▶ **WHAT IS REQUIRED**: Say how many lines contain "name"; the answer is the number alone.

▶ **INPUT ROWS**:
= = = = = = =
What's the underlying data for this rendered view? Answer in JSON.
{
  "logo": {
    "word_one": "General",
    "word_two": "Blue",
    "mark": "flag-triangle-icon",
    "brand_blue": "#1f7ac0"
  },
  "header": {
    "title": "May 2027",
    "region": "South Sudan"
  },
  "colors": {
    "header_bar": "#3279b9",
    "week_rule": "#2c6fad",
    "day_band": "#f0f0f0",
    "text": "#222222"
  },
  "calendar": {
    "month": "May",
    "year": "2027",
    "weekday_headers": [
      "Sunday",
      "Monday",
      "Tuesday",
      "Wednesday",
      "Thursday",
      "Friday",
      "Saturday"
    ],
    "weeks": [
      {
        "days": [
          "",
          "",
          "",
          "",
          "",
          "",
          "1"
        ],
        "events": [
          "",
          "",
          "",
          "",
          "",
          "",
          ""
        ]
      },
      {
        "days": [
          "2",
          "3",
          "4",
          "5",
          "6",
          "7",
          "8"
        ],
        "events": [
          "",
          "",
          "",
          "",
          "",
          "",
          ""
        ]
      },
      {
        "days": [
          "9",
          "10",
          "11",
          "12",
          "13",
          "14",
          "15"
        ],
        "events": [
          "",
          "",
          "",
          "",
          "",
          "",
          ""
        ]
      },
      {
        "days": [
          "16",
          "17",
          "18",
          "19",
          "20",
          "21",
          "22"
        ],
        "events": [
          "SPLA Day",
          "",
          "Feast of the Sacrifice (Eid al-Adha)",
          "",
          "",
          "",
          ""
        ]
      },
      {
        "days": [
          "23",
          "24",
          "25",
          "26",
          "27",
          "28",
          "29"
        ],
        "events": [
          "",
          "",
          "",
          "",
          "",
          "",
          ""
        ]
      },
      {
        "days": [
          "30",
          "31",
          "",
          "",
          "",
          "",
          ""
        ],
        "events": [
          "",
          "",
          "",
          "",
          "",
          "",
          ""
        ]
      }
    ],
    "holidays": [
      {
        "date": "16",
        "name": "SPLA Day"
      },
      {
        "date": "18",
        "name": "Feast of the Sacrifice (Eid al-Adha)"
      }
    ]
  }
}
= = = = = = =
▶ **OUTPUT OF THE EXERCISE**: 2